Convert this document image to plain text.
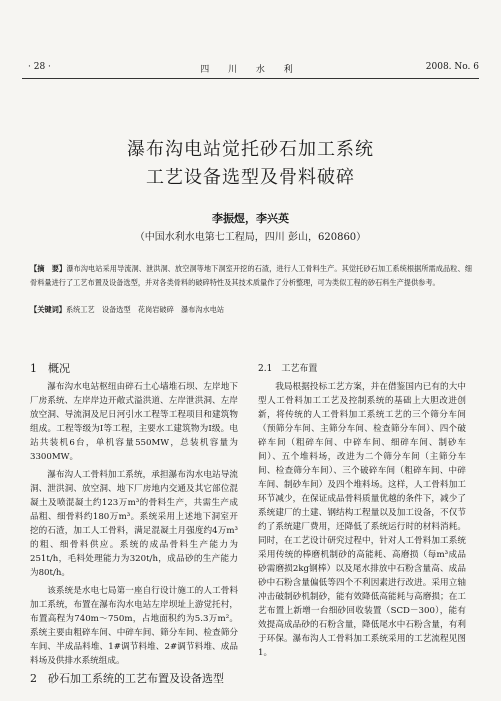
· 28 ·	四 川 水 利	2008. No. 6
瀑布沟电站觉托砂石加工系统
工艺设备选型及骨料破碎
李振煜，李兴英
（中国水利水电第七工程局，四川 彭山，620860）
【摘　要】瀑布沟电站采用导流洞、泄洪洞、放空洞等地下洞室开挖的石渣，进行人工骨料生产。其觉托砂石加工系统根据所需成品粒、细骨料量进行了工艺布置及设备选型，并对各类骨料的破碎特性及其技术质量作了分析整理，可为类似工程的砂石料生产提供参考。
【关键词】系统工艺　设备选型　花岗岩破碎　瀑布沟水电站
1　概况

瀑布沟水电站枢纽由碎石土心墙堆石坝、左岸地下厂房系统、左岸岸边开敞式溢洪道、左岸泄洪洞、左岸放空洞、导流洞及尼日河引水工程等工程项目和建筑物组成。工程等级为Ⅰ等工程，主要水工建筑物为Ⅰ级。电站共装机6台，单机容量550MW，总装机容量为3300MW。

瀑布沟人工骨料加工系统，承担瀑布沟水电站导流洞、泄洪洞、放空洞、地下厂房地内交通及其它部位混凝土及喷混凝土约123万m³的骨料生产，共需生产成品粗、细骨料约180万m³。系统采用上述地下洞室开挖的石渣，加工人工骨料，满足混凝土月强度约4万m³的粗、细骨料供应。系统的成品骨料生产能力为251t/h，毛料处理能力为320t/h，成品砂的生产能力为80t/h。

该系统是水电七局第一座自行设计施工的人工骨料加工系统，布置在瀑布沟水电站左岸坝址上游觉托村，布置高程为740m～750m，占地面积约为5.3万m²。系统主要由粗碎车间、中碎车间、筛分车间、检查筛分车间、半成品料堆、1#调节料堆、2#调节料堆、成品料场及供排水系统组成。

2　砂石加工系统的工艺布置及设备选型
2.1　工艺布置

我局根据投标工艺方案，并在借鉴国内已有的大中型人工骨料加工工艺及控制系统的基础上大胆改进创新，将传统的人工骨料加工系统工艺的三个筛分车间（预筛分车间、主筛分车间、检查筛分车间）、四个破碎车间（粗碎车间、中碎车间、细碎车间、制砂车间）、五个堆料场，改进为二个筛分车间（主筛分车间、检查筛分车间）、三个破碎车间（粗碎车间、中碎车间、制砂车间）及四个堆料场。这样，人工骨料加工环节减少，在保证成品骨料质量优越的条件下，减少了系统建厂的土建、钢结构工程量以及加工设备，不仅节约了系统建厂费用，还降低了系统运行时的材料消耗。同时，在工艺设计研究过程中，针对人工骨料加工系统采用传统的棒磨机制砂的高能耗、高磨损（每m³成品砂需磨损2kg钢棒）以及尾水排放中石粉含量高、成品砂中石粉含量偏低等四个不利因素进行改进。采用立轴冲击破制砂机制砂，能有效降低高能耗与高磨损；在工艺布置上新增一台细砂回收装置（SCD－300），能有效提高成品砂的石粉含量，降低尾水中石粉含量，有利于环保。瀑布沟人工骨料加工系统采用的工艺流程见图1。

━━━━━━━━

__THE REQUEST__. Write the material out again exactly as it appears, dropping the pictures.

__RESULT OF THIS EXERCISE__.
Convert this document image to plain text.
· 28 ·	四 川 水 利	2008. No. 6
瀑布沟电站觉托砂石加工系统
工艺设备选型及骨料破碎
李振煜，李兴英
（中国水利水电第七工程局，四川 彭山，620860）
【摘　要】瀑布沟电站采用导流洞、泄洪洞、放空洞等地下洞室开挖的石渣，进行人工骨料生产。其觉托砂石加工系统根据所需成品粒、细骨料量进行了工艺布置及设备选型，并对各类骨料的破碎特性及其技术质量作了分析整理，可为类似工程的砂石料生产提供参考。
【关键词】系统工艺　设备选型　花岗岩破碎　瀑布沟水电站
1　概况

瀑布沟水电站枢纽由碎石土心墙堆石坝、左岸地下厂房系统、左岸岸边开敞式溢洪道、左岸泄洪洞、左岸放空洞、导流洞及尼日河引水工程等工程项目和建筑物组成。工程等级为Ⅰ等工程，主要水工建筑物为Ⅰ级。电站共装机6台，单机容量550MW，总装机容量为3300MW。

瀑布沟人工骨料加工系统，承担瀑布沟水电站导流洞、泄洪洞、放空洞、地下厂房地内交通及其它部位混凝土及喷混凝土约123万m³的骨料生产，共需生产成品粗、细骨料约180万m³。系统采用上述地下洞室开挖的石渣，加工人工骨料，满足混凝土月强度约4万m³的粗、细骨料供应。系统的成品骨料生产能力为251t/h，毛料处理能力为320t/h，成品砂的生产能力为80t/h。

该系统是水电七局第一座自行设计施工的人工骨料加工系统，布置在瀑布沟水电站左岸坝址上游觉托村，布置高程为740m～750m，占地面积约为5.3万m²。系统主要由粗碎车间、中碎车间、筛分车间、检查筛分车间、半成品料堆、1#调节料堆、2#调节料堆、成品料场及供排水系统组成。

2　砂石加工系统的工艺布置及设备选型
2.1　工艺布置

我局根据投标工艺方案，并在借鉴国内已有的大中型人工骨料加工工艺及控制系统的基础上大胆改进创新，将传统的人工骨料加工系统工艺的三个筛分车间（预筛分车间、主筛分车间、检查筛分车间）、四个破碎车间（粗碎车间、中碎车间、细碎车间、制砂车间）、五个堆料场，改进为二个筛分车间（主筛分车间、检查筛分车间）、三个破碎车间（粗碎车间、中碎车间、制砂车间）及四个堆料场。这样，人工骨料加工环节减少，在保证成品骨料质量优越的条件下，减少了系统建厂的土建、钢结构工程量以及加工设备，不仅节约了系统建厂费用，还降低了系统运行时的材料消耗。同时，在工艺设计研究过程中，针对人工骨料加工系统采用传统的棒磨机制砂的高能耗、高磨损（每m³成品砂需磨损2kg钢棒）以及尾水排放中石粉含量高、成品砂中石粉含量偏低等四个不利因素进行改进。采用立轴冲击破制砂机制砂，能有效降低高能耗与高磨损；在工艺布置上新增一台细砂回收装置（SCD－300），能有效提高成品砂的石粉含量，降低尾水中石粉含量，有利于环保。瀑布沟人工骨料加工系统采用的工艺流程见图1。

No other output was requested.